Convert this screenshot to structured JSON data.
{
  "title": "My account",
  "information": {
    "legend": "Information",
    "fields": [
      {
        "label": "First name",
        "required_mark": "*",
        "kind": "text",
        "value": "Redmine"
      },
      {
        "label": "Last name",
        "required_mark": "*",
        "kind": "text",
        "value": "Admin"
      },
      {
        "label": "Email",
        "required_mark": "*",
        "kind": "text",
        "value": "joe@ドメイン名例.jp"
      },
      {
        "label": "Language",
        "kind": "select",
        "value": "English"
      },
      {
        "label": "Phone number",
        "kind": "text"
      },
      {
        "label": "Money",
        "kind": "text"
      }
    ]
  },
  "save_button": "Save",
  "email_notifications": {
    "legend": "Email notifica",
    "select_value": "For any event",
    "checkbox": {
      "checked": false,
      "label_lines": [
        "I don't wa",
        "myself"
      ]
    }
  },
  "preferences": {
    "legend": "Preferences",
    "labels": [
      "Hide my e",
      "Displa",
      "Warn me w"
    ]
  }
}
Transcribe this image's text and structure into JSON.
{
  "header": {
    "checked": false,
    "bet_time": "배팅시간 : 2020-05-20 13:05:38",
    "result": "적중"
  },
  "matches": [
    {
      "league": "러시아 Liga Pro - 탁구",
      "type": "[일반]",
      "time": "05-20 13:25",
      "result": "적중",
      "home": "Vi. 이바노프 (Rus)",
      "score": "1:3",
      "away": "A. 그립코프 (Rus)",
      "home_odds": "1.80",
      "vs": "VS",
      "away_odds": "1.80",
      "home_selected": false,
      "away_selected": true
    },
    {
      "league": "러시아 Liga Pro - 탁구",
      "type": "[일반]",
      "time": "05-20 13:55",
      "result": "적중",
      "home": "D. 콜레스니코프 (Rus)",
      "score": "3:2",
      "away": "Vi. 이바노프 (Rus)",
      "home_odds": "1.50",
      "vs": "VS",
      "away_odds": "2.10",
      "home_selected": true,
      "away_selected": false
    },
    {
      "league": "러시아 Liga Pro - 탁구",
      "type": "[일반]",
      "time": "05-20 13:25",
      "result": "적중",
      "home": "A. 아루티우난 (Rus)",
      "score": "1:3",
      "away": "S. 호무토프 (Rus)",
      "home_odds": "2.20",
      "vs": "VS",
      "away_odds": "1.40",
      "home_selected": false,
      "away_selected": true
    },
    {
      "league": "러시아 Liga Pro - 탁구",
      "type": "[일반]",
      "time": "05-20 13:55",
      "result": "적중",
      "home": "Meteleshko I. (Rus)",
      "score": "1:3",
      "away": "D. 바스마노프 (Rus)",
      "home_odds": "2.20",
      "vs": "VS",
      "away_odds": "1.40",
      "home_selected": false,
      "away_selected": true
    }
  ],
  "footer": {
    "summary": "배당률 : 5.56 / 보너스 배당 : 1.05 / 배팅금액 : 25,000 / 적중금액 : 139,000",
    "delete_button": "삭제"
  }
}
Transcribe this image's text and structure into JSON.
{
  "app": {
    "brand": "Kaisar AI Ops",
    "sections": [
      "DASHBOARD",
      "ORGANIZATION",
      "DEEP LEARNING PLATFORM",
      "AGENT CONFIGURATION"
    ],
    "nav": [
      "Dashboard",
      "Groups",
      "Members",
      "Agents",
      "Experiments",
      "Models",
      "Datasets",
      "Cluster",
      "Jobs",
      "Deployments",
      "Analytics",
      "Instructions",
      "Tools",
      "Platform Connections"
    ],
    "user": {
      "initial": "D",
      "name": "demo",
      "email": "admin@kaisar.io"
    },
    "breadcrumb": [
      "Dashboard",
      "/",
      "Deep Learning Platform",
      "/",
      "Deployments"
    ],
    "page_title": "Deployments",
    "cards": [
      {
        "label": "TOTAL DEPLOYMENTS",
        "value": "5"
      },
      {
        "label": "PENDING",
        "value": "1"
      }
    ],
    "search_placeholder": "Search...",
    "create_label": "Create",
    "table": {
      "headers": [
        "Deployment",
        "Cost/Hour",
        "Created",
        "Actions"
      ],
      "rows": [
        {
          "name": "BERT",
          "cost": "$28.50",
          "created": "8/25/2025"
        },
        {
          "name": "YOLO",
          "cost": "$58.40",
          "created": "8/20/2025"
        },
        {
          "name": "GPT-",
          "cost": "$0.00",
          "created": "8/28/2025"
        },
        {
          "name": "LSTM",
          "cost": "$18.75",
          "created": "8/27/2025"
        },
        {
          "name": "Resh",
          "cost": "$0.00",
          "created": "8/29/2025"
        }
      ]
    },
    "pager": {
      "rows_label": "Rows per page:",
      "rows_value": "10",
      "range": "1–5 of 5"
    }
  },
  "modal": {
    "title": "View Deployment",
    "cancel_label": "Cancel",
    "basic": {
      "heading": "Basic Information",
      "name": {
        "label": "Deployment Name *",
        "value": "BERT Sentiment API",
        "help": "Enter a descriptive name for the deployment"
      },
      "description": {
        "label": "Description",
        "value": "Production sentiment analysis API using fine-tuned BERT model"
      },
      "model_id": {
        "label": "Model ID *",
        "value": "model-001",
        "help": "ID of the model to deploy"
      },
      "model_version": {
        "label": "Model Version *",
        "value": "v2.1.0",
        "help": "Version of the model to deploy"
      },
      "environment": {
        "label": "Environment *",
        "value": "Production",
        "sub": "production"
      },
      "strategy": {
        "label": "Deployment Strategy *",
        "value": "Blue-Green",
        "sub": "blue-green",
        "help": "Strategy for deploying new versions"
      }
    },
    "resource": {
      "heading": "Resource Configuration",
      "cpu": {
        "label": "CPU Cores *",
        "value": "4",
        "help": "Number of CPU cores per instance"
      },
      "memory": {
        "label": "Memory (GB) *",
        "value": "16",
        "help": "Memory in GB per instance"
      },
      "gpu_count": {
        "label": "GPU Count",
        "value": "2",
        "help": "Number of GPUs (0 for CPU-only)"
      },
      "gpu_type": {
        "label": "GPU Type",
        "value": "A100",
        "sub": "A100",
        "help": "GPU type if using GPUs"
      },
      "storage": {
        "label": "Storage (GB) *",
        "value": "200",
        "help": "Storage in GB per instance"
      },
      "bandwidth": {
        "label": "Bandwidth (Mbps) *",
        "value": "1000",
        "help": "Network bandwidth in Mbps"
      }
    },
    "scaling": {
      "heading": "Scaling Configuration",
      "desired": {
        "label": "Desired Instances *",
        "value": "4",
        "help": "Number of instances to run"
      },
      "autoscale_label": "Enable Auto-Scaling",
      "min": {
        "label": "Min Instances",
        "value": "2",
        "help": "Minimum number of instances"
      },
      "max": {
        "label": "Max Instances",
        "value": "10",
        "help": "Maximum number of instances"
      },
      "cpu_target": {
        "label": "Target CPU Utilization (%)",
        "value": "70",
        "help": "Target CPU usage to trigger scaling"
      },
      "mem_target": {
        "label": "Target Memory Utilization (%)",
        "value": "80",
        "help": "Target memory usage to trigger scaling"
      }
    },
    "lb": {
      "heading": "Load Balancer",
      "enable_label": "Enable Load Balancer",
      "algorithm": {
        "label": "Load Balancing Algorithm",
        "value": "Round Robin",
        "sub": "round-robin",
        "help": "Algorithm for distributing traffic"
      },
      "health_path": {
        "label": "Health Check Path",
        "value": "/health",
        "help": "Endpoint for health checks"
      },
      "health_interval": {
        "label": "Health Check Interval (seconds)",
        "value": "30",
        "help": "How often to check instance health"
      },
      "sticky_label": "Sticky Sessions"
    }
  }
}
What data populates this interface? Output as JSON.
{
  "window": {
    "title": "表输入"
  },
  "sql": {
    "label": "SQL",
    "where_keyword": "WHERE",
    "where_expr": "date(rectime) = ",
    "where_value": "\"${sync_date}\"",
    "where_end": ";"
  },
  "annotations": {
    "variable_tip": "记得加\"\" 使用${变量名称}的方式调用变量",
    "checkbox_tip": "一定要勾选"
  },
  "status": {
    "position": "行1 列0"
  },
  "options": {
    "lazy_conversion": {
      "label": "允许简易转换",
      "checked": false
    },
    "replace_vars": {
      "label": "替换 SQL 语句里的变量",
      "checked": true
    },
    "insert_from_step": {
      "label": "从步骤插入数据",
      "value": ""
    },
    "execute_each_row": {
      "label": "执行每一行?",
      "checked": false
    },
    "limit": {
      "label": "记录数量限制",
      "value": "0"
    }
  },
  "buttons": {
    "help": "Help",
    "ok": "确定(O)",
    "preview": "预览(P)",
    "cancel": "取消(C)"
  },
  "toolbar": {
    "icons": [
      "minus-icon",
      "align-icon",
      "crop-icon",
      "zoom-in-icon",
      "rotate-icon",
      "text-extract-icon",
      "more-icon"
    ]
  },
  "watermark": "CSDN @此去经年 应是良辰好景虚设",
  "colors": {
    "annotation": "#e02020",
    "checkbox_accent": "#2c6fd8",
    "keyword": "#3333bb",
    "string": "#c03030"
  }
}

━━━━

Gather each line in these records that contains the string "Balancer".

      "heading": "Load Balancer",
      "enable_label": "Enable Load Balancer",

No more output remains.